• Stated exercise:
Read the records below. Copy each line where the string "came" occurs.

Stored records
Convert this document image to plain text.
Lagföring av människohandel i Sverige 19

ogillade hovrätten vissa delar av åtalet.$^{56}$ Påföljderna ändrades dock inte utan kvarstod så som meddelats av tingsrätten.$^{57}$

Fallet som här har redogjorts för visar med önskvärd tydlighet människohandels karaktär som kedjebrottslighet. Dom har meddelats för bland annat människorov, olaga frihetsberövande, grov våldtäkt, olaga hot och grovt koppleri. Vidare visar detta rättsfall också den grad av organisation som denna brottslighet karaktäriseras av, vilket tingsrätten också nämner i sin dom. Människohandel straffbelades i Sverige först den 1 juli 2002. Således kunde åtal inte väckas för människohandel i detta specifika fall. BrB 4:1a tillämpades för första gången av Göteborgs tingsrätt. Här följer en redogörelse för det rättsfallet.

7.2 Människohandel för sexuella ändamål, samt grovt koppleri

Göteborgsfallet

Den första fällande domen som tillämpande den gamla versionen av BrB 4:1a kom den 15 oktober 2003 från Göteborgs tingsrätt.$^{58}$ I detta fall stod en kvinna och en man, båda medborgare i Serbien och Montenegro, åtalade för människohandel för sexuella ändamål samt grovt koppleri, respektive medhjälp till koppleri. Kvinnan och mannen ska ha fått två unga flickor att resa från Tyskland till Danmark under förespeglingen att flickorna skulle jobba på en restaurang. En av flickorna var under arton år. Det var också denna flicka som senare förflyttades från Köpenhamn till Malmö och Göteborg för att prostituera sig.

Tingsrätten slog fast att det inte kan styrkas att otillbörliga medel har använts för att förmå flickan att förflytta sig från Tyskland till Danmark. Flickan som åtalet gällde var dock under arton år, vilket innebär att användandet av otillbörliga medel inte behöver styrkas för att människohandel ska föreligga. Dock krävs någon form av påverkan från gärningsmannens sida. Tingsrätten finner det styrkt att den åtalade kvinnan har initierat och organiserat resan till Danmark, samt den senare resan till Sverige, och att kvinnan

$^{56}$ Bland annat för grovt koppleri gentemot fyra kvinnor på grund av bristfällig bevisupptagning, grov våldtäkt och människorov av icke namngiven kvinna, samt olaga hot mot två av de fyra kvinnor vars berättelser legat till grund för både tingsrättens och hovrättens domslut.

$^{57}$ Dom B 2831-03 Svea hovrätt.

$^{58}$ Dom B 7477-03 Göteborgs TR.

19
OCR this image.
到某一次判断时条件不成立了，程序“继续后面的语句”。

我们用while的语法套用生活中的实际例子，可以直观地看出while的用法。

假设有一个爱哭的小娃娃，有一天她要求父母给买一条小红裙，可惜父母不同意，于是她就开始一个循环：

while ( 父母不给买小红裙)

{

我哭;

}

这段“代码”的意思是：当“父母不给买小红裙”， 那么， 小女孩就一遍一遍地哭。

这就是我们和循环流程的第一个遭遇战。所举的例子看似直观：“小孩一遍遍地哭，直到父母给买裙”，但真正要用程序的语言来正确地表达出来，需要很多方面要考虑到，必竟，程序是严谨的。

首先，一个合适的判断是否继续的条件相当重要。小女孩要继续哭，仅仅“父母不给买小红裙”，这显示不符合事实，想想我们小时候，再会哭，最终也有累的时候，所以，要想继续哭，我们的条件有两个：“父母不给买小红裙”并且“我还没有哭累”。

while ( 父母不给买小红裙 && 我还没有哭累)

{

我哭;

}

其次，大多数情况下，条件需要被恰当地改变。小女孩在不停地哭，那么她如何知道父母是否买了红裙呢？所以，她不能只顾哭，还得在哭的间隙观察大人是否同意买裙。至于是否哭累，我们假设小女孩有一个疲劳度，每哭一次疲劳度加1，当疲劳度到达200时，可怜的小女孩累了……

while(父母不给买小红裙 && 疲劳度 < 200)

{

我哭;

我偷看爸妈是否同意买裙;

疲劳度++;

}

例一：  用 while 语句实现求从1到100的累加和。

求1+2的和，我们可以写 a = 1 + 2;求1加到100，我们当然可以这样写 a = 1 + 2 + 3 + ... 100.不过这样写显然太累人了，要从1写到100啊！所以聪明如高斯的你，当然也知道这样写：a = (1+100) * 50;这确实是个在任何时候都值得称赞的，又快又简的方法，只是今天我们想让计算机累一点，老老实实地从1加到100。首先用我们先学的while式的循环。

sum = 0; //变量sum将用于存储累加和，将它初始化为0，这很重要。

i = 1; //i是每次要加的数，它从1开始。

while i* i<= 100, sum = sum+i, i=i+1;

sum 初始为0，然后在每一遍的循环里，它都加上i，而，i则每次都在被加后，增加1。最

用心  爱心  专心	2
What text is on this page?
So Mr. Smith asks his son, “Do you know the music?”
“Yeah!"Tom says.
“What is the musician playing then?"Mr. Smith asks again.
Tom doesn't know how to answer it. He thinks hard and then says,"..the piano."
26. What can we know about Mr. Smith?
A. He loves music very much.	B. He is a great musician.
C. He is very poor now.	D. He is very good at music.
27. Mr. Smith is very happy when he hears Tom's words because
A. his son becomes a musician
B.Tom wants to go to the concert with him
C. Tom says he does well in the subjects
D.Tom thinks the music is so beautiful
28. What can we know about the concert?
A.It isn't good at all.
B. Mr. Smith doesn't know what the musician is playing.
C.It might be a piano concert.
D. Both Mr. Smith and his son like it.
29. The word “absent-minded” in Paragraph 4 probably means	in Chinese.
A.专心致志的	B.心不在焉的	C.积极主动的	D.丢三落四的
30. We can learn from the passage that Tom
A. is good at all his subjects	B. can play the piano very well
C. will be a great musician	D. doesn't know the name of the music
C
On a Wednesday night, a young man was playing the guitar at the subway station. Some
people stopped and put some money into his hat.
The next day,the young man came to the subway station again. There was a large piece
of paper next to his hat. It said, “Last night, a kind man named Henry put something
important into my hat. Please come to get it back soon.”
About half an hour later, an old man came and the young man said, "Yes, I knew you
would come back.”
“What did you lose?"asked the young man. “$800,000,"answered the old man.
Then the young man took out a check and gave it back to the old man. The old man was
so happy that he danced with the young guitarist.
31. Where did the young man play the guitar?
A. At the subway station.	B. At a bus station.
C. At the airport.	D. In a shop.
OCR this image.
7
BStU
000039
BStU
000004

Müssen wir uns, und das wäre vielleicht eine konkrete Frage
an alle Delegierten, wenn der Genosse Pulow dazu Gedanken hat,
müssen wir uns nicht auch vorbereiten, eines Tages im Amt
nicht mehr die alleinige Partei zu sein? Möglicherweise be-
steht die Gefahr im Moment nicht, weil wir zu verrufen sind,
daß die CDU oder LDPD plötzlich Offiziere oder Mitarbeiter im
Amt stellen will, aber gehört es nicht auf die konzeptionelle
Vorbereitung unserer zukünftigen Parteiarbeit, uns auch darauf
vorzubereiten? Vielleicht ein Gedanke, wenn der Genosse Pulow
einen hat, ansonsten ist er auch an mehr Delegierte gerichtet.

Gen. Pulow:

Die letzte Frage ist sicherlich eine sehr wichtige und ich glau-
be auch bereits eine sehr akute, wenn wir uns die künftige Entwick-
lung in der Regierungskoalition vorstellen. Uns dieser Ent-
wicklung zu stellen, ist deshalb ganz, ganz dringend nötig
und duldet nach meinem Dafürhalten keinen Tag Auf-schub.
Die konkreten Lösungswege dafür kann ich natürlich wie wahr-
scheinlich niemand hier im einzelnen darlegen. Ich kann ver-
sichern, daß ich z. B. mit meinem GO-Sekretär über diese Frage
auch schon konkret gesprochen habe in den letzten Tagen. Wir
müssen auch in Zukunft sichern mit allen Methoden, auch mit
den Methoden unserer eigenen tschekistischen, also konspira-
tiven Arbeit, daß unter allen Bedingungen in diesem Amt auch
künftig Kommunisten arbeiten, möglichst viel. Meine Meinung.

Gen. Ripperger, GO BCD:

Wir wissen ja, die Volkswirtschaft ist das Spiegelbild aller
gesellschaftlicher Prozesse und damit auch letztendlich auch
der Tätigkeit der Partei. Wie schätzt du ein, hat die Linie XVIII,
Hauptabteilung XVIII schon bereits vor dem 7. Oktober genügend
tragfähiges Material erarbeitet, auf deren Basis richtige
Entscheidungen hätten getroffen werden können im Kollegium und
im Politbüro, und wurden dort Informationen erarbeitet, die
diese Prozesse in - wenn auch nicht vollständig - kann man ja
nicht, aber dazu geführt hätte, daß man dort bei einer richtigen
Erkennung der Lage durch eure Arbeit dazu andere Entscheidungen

• Solution:
The next day,the young man came to the subway station again. There was a large piece
About half an hour later, an old man came and the young man said, "Yes, I knew you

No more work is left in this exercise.